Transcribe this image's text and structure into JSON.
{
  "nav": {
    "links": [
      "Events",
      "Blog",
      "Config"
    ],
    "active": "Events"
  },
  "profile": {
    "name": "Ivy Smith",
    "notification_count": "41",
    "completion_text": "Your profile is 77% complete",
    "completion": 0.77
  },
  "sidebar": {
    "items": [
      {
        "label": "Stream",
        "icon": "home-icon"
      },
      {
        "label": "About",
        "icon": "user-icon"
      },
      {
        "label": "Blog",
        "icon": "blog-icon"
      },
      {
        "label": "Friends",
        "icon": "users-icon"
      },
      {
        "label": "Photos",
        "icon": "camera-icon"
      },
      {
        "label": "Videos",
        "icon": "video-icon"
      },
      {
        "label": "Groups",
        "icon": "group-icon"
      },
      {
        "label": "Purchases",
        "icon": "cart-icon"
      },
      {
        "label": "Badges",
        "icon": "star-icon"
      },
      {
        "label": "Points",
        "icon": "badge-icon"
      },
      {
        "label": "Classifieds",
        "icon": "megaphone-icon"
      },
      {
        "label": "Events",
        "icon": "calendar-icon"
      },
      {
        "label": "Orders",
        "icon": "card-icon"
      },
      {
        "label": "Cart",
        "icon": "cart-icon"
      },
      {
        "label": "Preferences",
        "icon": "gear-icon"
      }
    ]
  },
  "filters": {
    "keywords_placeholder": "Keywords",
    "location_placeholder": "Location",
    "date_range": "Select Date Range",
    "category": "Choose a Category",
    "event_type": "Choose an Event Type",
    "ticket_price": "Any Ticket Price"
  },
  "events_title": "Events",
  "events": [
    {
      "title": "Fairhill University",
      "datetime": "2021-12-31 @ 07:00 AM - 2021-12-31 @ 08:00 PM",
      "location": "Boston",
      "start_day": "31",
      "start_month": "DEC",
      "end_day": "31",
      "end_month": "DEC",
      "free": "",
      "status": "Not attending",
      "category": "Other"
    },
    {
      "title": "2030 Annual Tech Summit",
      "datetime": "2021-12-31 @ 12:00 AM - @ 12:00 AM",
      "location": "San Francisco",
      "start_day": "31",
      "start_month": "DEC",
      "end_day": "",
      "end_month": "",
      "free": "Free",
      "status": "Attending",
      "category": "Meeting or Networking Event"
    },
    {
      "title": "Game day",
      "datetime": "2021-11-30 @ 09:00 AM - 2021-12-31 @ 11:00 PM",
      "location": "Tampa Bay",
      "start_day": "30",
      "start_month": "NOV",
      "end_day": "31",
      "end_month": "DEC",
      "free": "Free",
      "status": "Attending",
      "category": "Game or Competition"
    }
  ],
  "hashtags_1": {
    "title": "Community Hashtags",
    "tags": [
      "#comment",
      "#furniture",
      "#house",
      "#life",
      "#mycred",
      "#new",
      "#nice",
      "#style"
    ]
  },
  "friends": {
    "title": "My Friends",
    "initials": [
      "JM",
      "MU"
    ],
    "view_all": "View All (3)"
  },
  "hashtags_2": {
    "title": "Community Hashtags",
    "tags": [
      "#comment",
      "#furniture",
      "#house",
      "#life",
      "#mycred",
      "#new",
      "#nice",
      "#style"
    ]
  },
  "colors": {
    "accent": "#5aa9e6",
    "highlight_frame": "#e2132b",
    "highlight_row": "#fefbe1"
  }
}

********

- **SHORT TASK**: Output the full listing exactly as it stands.

- **RESULT FOR THIS TASK**:
Transcribe this image's text and structure into JSON.
{
  "nav": {
    "links": [
      "Events",
      "Blog",
      "Config"
    ],
    "active": "Events"
  },
  "profile": {
    "name": "Ivy Smith",
    "notification_count": "41",
    "completion_text": "Your profile is 77% complete",
    "completion": 0.77
  },
  "sidebar": {
    "items": [
      {
        "label": "Stream",
        "icon": "home-icon"
      },
      {
        "label": "About",
        "icon": "user-icon"
      },
      {
        "label": "Blog",
        "icon": "blog-icon"
      },
      {
        "label": "Friends",
        "icon": "users-icon"
      },
      {
        "label": "Photos",
        "icon": "camera-icon"
      },
      {
        "label": "Videos",
        "icon": "video-icon"
      },
      {
        "label": "Groups",
        "icon": "group-icon"
      },
      {
        "label": "Purchases",
        "icon": "cart-icon"
      },
      {
        "label": "Badges",
        "icon": "star-icon"
      },
      {
        "label": "Points",
        "icon": "badge-icon"
      },
      {
        "label": "Classifieds",
        "icon": "megaphone-icon"
      },
      {
        "label": "Events",
        "icon": "calendar-icon"
      },
      {
        "label": "Orders",
        "icon": "card-icon"
      },
      {
        "label": "Cart",
        "icon": "cart-icon"
      },
      {
        "label": "Preferences",
        "icon": "gear-icon"
      }
    ]
  },
  "filters": {
    "keywords_placeholder": "Keywords",
    "location_placeholder": "Location",
    "date_range": "Select Date Range",
    "category": "Choose a Category",
    "event_type": "Choose an Event Type",
    "ticket_price": "Any Ticket Price"
  },
  "events_title": "Events",
  "events": [
    {
      "title": "Fairhill University",
      "datetime": "2021-12-31 @ 07:00 AM - 2021-12-31 @ 08:00 PM",
      "location": "Boston",
      "start_day": "31",
      "start_month": "DEC",
      "end_day": "31",
      "end_month": "DEC",
      "free": "",
      "status": "Not attending",
      "category": "Other"
    },
    {
      "title": "2030 Annual Tech Summit",
      "datetime": "2021-12-31 @ 12:00 AM - @ 12:00 AM",
      "location": "San Francisco",
      "start_day": "31",
      "start_month": "DEC",
      "end_day": "",
      "end_month": "",
      "free": "Free",
      "status": "Attending",
      "category": "Meeting or Networking Event"
    },
    {
      "title": "Game day",
      "datetime": "2021-11-30 @ 09:00 AM - 2021-12-31 @ 11:00 PM",
      "location": "Tampa Bay",
      "start_day": "30",
      "start_month": "NOV",
      "end_day": "31",
      "end_month": "DEC",
      "free": "Free",
      "status": "Attending",
      "category": "Game or Competition"
    }
  ],
  "hashtags_1": {
    "title": "Community Hashtags",
    "tags": [
      "#comment",
      "#furniture",
      "#house",
      "#life",
      "#mycred",
      "#new",
      "#nice",
      "#style"
    ]
  },
  "friends": {
    "title": "My Friends",
    "initials": [
      "JM",
      "MU"
    ],
    "view_all": "View All (3)"
  },
  "hashtags_2": {
    "title": "Community Hashtags",
    "tags": [
      "#comment",
      "#furniture",
      "#house",
      "#life",
      "#mycred",
      "#new",
      "#nice",
      "#style"
    ]
  },
  "colors": {
    "accent": "#5aa9e6",
    "highlight_frame": "#e2132b",
    "highlight_row": "#fefbe1"
  }
}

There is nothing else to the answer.